DO THIS: Show every line in the entries below where the word "中小企業等経営強化法に基づく" appears.

======== DATA IN THIS EXERCISE ========

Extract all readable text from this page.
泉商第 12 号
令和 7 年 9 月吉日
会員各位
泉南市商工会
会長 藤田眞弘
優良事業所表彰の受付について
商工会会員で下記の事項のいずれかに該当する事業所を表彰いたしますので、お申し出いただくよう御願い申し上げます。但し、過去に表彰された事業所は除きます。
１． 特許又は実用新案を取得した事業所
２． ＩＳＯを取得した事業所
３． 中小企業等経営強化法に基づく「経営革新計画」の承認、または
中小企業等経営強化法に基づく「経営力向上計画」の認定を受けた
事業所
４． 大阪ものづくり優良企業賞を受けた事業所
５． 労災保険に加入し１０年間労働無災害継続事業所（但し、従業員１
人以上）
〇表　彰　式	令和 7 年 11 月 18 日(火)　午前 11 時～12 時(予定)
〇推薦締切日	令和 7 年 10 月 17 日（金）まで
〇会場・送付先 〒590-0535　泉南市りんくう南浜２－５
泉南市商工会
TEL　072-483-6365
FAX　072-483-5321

========

SOLUTION TO THIS TASK:
３． 中小企業等経営強化法に基づく「経営革新計画」の承認、または
中小企業等経営強化法に基づく「経営力向上計画」の認定を受けた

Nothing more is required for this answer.